[Dataset records on visual material]
· · · · ·

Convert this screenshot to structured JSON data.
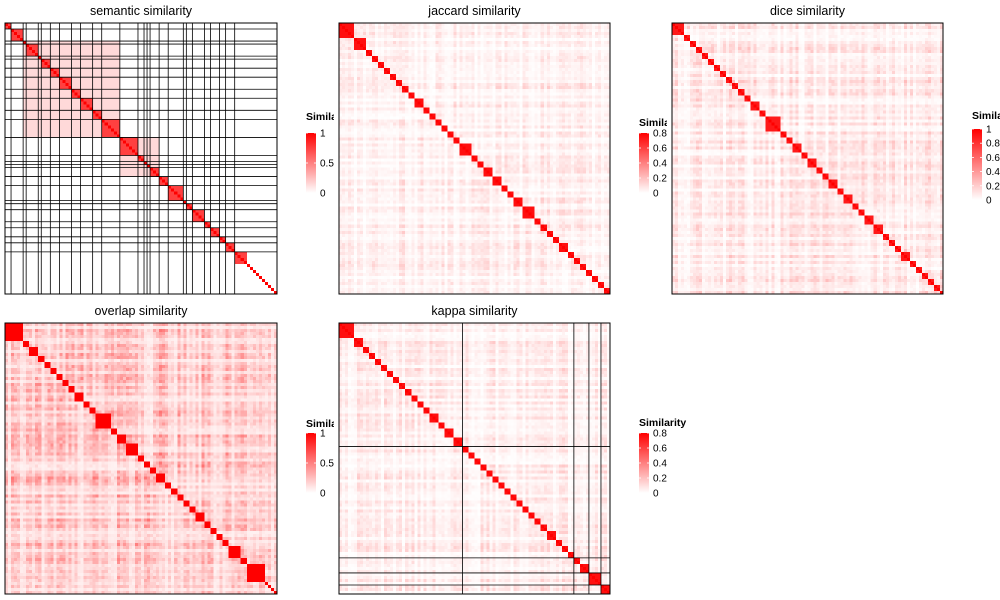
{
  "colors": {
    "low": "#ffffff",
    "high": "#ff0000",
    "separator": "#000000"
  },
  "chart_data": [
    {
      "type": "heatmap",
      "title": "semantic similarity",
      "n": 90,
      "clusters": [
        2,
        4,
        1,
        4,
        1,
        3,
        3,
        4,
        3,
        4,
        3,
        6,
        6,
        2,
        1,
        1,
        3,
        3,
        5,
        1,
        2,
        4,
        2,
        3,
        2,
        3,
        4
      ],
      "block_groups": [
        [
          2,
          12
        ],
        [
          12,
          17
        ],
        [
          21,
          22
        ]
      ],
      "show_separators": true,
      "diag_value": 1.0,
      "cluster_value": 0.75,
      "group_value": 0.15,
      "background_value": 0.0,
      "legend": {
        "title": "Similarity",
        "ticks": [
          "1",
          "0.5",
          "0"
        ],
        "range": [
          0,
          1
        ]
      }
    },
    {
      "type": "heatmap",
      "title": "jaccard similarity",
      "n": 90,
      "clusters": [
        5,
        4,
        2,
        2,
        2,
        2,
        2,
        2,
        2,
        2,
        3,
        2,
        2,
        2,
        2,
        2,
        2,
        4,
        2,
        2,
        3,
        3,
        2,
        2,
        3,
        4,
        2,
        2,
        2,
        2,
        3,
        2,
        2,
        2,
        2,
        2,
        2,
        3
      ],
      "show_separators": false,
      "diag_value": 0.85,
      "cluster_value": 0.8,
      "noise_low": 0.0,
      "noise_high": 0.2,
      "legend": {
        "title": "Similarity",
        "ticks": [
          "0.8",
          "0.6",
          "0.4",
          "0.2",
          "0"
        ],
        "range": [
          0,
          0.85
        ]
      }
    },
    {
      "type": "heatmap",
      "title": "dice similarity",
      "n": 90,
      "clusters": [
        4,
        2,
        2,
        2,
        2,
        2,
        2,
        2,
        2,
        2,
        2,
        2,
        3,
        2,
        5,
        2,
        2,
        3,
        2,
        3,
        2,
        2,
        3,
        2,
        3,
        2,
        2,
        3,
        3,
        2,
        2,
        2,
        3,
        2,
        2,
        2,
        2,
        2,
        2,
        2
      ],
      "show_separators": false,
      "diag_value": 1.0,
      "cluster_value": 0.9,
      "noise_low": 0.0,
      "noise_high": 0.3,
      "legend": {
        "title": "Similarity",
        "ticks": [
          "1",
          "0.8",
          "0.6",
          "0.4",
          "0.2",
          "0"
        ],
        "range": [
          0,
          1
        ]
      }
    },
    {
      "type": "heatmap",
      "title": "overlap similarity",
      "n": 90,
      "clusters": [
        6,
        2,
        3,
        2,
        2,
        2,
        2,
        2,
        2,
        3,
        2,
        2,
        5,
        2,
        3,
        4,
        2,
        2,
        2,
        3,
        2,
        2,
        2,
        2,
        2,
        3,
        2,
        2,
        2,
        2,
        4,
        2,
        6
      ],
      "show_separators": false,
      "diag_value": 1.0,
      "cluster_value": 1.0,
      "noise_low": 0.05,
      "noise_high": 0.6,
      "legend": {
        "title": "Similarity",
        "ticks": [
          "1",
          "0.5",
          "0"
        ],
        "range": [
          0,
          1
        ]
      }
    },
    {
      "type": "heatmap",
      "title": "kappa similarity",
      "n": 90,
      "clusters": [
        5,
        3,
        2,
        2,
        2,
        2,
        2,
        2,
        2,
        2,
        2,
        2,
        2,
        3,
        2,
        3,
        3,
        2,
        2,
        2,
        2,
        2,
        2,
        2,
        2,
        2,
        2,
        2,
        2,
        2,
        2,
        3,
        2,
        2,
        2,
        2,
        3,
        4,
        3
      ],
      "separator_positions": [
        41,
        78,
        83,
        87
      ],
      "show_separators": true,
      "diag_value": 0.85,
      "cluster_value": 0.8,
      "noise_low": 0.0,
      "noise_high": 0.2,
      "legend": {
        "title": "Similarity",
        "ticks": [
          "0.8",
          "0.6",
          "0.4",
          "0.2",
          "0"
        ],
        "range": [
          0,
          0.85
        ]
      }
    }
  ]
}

· · · · ·

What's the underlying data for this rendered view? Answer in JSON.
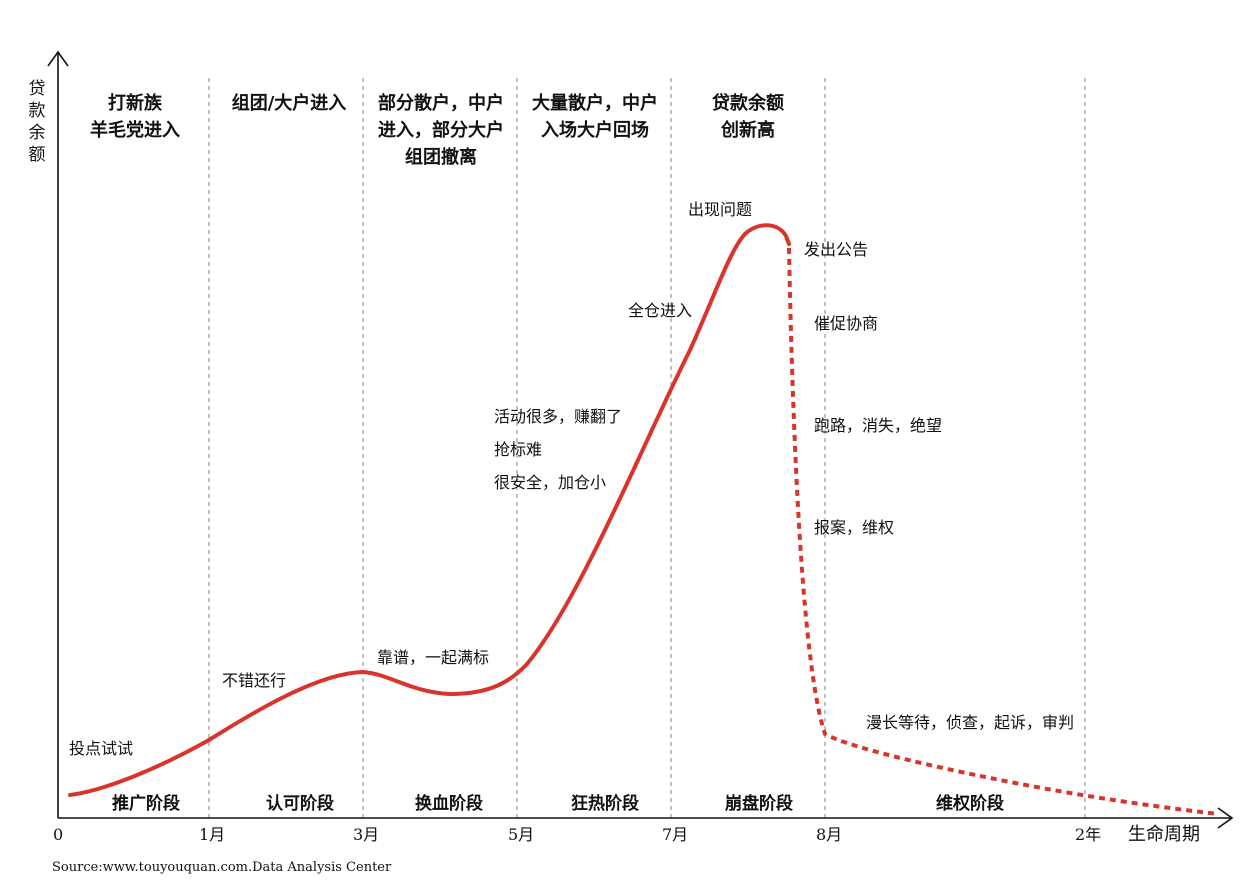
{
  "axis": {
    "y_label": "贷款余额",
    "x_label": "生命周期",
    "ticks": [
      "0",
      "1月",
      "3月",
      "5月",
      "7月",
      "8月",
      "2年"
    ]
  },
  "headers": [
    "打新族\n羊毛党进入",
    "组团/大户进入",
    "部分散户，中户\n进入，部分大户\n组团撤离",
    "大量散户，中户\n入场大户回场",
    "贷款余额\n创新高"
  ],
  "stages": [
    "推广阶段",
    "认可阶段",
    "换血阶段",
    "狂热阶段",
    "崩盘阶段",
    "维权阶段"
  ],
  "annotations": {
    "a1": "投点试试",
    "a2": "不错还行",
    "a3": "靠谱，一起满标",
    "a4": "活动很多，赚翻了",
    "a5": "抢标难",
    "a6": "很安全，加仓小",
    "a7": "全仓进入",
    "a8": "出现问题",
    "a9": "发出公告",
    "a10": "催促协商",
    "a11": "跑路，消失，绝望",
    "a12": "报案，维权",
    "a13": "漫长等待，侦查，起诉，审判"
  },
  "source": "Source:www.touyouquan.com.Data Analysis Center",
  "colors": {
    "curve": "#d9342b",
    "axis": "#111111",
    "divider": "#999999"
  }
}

· · · · ·

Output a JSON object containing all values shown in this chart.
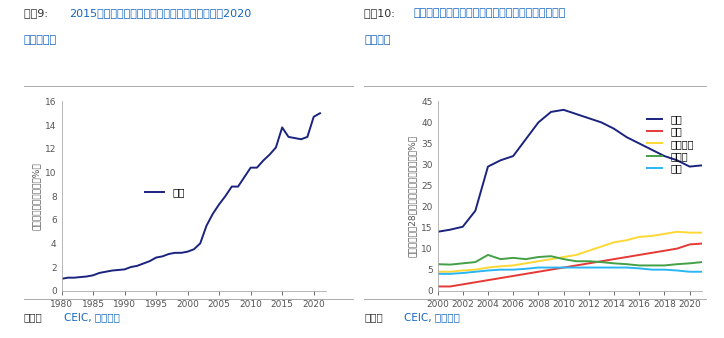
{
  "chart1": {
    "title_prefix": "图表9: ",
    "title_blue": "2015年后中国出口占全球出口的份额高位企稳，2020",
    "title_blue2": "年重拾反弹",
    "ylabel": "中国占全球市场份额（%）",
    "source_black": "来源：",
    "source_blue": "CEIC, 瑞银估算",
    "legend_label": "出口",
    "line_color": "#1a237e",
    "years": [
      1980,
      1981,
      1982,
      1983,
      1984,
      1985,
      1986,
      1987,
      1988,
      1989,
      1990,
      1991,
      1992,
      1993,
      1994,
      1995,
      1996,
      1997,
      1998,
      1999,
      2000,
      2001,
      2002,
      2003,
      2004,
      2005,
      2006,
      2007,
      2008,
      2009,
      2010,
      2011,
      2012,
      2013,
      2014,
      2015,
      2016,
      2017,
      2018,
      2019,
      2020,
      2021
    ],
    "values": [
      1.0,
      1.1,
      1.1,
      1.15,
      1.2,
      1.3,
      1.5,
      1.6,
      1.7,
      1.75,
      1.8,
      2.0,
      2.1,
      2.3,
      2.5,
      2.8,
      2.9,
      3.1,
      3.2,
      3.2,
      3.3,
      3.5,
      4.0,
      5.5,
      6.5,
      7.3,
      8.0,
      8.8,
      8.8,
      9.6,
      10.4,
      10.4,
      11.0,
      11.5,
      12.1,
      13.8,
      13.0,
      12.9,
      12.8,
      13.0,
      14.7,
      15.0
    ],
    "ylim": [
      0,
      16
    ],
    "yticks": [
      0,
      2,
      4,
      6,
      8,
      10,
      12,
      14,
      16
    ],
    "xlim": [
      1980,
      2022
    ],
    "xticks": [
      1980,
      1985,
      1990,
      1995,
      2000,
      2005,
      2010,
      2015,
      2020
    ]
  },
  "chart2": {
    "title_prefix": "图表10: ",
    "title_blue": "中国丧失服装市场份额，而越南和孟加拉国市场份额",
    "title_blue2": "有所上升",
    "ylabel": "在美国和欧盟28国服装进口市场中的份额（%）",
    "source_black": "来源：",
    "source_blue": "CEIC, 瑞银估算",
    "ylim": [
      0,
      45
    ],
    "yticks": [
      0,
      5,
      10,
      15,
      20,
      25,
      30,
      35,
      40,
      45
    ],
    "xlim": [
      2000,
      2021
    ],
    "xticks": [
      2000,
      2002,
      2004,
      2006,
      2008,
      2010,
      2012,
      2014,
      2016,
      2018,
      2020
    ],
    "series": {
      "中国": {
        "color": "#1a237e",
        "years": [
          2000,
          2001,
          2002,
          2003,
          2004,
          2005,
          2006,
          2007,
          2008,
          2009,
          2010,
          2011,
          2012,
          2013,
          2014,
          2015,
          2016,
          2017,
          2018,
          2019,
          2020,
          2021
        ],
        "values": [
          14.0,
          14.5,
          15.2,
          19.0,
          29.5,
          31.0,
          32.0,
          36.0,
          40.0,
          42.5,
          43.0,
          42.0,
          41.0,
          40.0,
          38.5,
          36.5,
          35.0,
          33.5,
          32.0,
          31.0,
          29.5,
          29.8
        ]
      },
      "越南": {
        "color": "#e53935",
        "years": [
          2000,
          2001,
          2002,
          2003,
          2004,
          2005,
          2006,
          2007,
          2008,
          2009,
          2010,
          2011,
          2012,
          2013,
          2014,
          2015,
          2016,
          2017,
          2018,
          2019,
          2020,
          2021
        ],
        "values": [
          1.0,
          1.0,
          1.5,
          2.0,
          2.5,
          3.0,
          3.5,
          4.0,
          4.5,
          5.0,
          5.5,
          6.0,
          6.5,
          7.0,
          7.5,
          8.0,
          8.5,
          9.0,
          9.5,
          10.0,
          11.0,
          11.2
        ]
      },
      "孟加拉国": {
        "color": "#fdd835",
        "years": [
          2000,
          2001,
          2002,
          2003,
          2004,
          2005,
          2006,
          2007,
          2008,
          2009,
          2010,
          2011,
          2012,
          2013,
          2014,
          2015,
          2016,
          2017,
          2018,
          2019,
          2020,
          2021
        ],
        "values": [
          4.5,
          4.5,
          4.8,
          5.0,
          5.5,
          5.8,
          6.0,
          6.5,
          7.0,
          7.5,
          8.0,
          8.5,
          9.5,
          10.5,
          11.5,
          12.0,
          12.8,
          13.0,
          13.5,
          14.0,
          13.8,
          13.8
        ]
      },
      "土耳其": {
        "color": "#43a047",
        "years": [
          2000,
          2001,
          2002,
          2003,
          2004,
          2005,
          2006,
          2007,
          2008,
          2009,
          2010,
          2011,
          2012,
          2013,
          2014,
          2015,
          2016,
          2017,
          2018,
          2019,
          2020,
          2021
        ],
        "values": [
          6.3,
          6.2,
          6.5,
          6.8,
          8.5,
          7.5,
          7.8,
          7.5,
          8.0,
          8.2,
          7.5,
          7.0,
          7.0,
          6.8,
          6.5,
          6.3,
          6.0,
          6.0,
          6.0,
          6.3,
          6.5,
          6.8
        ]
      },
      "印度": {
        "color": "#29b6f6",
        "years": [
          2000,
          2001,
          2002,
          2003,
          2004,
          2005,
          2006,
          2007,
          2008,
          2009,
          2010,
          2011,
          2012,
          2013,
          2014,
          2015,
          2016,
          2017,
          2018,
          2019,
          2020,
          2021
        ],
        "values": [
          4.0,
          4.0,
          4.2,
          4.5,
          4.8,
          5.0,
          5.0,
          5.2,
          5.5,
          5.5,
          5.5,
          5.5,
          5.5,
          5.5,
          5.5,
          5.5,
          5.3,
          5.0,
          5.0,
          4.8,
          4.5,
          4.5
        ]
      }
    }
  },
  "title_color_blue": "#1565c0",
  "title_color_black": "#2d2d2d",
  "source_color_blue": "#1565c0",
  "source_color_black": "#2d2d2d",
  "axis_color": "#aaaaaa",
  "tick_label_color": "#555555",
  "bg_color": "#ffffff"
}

· · · · ·

From the entries above, copy each line holding "this".

• [SOLUTION]:
Convert this screenshot to structured JSON data.
What's the underlying data for this rendered view? Answer in JSON.
Output a JSON object containing all values shown in this chart.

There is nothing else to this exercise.